Written task - Every line that holds the string "with" is to be identified and copied.

Records to use -
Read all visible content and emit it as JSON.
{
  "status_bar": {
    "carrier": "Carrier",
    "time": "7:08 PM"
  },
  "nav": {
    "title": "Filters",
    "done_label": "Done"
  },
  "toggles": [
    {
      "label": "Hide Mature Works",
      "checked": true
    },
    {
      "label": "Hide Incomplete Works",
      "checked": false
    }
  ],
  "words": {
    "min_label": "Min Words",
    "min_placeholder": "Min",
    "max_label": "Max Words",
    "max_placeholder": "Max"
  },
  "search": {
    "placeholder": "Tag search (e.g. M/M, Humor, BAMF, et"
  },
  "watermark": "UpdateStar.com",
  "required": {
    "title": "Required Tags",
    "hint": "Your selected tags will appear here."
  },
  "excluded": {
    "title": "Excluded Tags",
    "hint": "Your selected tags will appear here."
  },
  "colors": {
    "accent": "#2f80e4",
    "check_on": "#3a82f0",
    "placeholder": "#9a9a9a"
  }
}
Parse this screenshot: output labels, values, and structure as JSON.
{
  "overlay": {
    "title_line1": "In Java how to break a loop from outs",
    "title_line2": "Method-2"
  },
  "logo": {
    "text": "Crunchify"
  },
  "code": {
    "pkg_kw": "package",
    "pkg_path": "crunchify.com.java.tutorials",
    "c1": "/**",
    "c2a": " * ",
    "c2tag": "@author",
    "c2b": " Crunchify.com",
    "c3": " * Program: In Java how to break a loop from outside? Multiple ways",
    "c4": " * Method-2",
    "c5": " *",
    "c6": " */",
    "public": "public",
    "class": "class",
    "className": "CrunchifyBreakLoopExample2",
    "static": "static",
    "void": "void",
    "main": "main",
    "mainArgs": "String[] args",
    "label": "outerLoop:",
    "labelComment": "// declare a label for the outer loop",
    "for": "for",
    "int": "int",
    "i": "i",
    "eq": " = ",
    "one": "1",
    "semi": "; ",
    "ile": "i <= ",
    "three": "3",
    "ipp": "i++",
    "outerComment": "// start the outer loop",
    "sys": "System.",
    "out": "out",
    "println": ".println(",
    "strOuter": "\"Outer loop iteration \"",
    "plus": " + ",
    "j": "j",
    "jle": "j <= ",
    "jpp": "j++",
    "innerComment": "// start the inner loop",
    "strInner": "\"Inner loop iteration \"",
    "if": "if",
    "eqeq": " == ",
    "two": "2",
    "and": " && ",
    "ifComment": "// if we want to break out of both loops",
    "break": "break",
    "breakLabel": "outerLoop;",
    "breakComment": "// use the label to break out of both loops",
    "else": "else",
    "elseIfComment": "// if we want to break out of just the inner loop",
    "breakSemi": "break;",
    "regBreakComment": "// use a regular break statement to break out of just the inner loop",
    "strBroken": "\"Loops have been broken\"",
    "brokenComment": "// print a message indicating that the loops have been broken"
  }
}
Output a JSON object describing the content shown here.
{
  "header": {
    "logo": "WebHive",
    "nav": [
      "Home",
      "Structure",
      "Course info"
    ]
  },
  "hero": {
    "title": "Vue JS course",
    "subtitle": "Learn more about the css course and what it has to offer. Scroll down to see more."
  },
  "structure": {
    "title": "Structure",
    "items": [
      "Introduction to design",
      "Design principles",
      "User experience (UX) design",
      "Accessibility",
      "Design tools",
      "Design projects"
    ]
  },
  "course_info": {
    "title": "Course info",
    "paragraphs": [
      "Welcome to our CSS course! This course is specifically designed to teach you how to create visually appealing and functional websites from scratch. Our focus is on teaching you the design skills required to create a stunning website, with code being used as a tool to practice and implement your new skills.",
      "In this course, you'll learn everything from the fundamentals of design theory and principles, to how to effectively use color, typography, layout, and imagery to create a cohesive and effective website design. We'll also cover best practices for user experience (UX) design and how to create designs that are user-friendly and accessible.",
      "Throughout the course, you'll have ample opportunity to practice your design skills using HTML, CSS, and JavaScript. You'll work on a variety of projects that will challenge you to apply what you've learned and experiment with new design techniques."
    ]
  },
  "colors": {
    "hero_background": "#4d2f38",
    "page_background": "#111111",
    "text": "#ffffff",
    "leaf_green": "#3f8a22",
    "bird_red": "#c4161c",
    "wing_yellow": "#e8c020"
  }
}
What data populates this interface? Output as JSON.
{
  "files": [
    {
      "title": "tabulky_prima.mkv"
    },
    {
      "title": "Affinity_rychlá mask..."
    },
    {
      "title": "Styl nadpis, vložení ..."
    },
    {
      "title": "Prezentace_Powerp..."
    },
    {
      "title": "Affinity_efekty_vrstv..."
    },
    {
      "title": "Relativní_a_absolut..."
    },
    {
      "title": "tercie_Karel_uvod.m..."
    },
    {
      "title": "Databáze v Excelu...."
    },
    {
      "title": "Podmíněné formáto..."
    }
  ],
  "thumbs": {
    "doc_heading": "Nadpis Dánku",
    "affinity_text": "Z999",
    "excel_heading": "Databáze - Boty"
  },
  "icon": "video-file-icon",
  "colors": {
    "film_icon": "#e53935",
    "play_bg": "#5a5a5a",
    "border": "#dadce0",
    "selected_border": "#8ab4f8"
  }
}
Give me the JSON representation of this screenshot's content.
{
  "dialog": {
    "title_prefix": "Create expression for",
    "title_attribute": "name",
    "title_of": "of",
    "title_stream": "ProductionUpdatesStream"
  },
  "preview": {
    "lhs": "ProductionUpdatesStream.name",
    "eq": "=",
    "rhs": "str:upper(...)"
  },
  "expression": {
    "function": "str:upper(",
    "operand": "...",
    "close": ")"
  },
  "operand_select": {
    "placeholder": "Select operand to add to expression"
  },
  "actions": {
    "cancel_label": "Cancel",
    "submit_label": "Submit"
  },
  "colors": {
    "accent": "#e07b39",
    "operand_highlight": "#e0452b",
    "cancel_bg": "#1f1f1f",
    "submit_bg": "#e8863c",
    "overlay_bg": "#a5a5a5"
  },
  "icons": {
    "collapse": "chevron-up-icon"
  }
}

Result of the task -
      "Welcome to our CSS course! This course is specifically designed to teach you how to create visually appealing and functional websites from scratch. Our focus is on teaching you the design skills required to create a stunning website, with code being used as a tool to practice and implement your new skills.",
      "Throughout the course, you'll have ample opportunity to practice your design skills using HTML, CSS, and JavaScript. You'll work on a variety of projects that will challenge you to apply what you've learned and experiment with new design techniques."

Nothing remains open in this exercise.